WHAT IS EXPECTED: The entries below should be transcribed in their entirety, exactly as written.

DATA FOR PROCESSING:
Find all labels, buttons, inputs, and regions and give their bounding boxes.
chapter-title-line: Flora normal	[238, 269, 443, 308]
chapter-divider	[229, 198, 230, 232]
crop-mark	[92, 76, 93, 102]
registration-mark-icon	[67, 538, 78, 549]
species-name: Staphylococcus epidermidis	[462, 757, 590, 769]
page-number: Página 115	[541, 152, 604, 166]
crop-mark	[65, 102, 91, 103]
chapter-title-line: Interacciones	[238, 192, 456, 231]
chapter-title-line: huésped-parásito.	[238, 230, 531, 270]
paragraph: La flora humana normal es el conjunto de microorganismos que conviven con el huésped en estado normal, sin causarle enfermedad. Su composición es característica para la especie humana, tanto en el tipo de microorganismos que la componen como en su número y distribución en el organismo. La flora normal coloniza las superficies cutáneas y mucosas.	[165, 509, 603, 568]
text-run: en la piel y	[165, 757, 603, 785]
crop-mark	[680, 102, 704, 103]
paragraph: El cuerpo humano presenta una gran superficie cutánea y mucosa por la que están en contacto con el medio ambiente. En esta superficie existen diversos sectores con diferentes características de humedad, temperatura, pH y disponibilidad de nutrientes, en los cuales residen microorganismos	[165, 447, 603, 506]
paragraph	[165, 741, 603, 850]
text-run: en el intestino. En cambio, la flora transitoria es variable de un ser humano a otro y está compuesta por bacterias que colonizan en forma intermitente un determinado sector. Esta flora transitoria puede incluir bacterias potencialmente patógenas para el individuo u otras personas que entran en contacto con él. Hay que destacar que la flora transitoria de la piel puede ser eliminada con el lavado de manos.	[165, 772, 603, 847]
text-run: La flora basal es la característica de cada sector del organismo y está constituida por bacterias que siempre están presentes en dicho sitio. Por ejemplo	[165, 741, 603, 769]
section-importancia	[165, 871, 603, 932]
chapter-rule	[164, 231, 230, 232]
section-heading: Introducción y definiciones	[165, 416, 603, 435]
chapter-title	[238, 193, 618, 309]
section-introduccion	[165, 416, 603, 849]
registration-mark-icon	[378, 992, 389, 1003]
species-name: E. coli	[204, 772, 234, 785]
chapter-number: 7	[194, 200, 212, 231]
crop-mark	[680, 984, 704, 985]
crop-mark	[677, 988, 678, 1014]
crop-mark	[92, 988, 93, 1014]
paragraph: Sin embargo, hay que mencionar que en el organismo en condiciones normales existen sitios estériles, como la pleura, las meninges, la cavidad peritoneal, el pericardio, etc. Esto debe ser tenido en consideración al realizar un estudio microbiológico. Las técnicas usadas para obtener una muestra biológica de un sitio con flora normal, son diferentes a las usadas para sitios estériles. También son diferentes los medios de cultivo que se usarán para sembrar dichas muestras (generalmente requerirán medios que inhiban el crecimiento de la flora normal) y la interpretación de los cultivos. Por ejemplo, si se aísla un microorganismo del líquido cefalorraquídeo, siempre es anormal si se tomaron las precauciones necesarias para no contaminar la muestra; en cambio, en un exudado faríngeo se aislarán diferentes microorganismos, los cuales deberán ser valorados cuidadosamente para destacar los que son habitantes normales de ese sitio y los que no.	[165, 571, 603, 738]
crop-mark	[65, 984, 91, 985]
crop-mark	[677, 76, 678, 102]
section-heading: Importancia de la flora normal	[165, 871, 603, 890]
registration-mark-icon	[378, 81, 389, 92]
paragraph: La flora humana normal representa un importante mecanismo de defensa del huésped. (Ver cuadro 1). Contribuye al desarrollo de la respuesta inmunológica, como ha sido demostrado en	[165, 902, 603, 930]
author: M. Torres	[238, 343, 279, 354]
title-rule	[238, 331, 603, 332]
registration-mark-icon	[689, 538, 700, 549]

RESPONSE AREA:
Find all labels, buttons, inputs, and regions and give their bounding boxes.
chapter-title-line: Flora normal	[238, 269, 443, 308]
chapter-divider	[229, 198, 230, 232]
crop-mark	[92, 76, 93, 102]
registration-mark-icon	[67, 538, 78, 549]
species-name: Staphylococcus epidermidis	[462, 757, 590, 769]
page-number: Página 115	[541, 152, 604, 166]
crop-mark	[65, 102, 91, 103]
chapter-title-line: Interacciones	[238, 192, 456, 231]
chapter-title-line: huésped-parásito.	[238, 230, 531, 270]
paragraph: La flora humana normal es el conjunto de microorganismos que conviven con el huésped en estado normal, sin causarle enfermedad. Su composición es característica para la especie humana, tanto en el tipo de microorganismos que la componen como en su número y distribución en el organismo. La flora normal coloniza las superficies cutáneas y mucosas.	[165, 509, 603, 568]
text-run: en la piel y	[165, 757, 603, 785]
crop-mark	[680, 102, 704, 103]
paragraph: El cuerpo humano presenta una gran superficie cutánea y mucosa por la que están en contacto con el medio ambiente. En esta superficie existen diversos sectores con diferentes características de humedad, temperatura, pH y disponibilidad de nutrientes, en los cuales residen microorganismos	[165, 447, 603, 506]
paragraph	[165, 741, 603, 850]
text-run: en el intestino. En cambio, la flora transitoria es variable de un ser humano a otro y está compuesta por bacterias que colonizan en forma intermitente un determinado sector. Esta flora transitoria puede incluir bacterias potencialmente patógenas para el individuo u otras personas que entran en contacto con él. Hay que destacar que la flora transitoria de la piel puede ser eliminada con el lavado de manos.	[165, 772, 603, 847]
text-run: La flora basal es la característica de cada sector del organismo y está constituida por bacterias que siempre están presentes en dicho sitio. Por ejemplo	[165, 741, 603, 769]
section-importancia	[165, 871, 603, 932]
chapter-rule	[164, 231, 230, 232]
section-heading: Introducción y definiciones	[165, 416, 603, 435]
chapter-title	[238, 193, 618, 309]
section-introduccion	[165, 416, 603, 849]
registration-mark-icon	[378, 992, 389, 1003]
species-name: E. coli	[204, 772, 234, 785]
chapter-number: 7	[194, 200, 212, 231]
crop-mark	[680, 984, 704, 985]
crop-mark	[677, 988, 678, 1014]
crop-mark	[92, 988, 93, 1014]
paragraph: Sin embargo, hay que mencionar que en el organismo en condiciones normales existen sitios estériles, como la pleura, las meninges, la cavidad peritoneal, el pericardio, etc. Esto debe ser tenido en consideración al realizar un estudio microbiológico. Las técnicas usadas para obtener una muestra biológica de un sitio con flora normal, son diferentes a las usadas para sitios estériles. También son diferentes los medios de cultivo que se usarán para sembrar dichas muestras (generalmente requerirán medios que inhiban el crecimiento de la flora normal) y la interpretación de los cultivos. Por ejemplo, si se aísla un microorganismo del líquido cefalorraquídeo, siempre es anormal si se tomaron las precauciones necesarias para no contaminar la muestra; en cambio, en un exudado faríngeo se aislarán diferentes microorganismos, los cuales deberán ser valorados cuidadosamente para destacar los que son habitantes normales de ese sitio y los que no.	[165, 571, 603, 738]
crop-mark	[65, 984, 91, 985]
crop-mark	[677, 76, 678, 102]
section-heading: Importancia de la flora normal	[165, 871, 603, 890]
registration-mark-icon	[378, 81, 389, 92]
paragraph: La flora humana normal representa un importante mecanismo de defensa del huésped. (Ver cuadro 1). Contribuye al desarrollo de la respuesta inmunológica, como ha sido demostrado en	[165, 902, 603, 930]
author: M. Torres	[238, 343, 279, 354]
title-rule	[238, 331, 603, 332]
registration-mark-icon	[689, 538, 700, 549]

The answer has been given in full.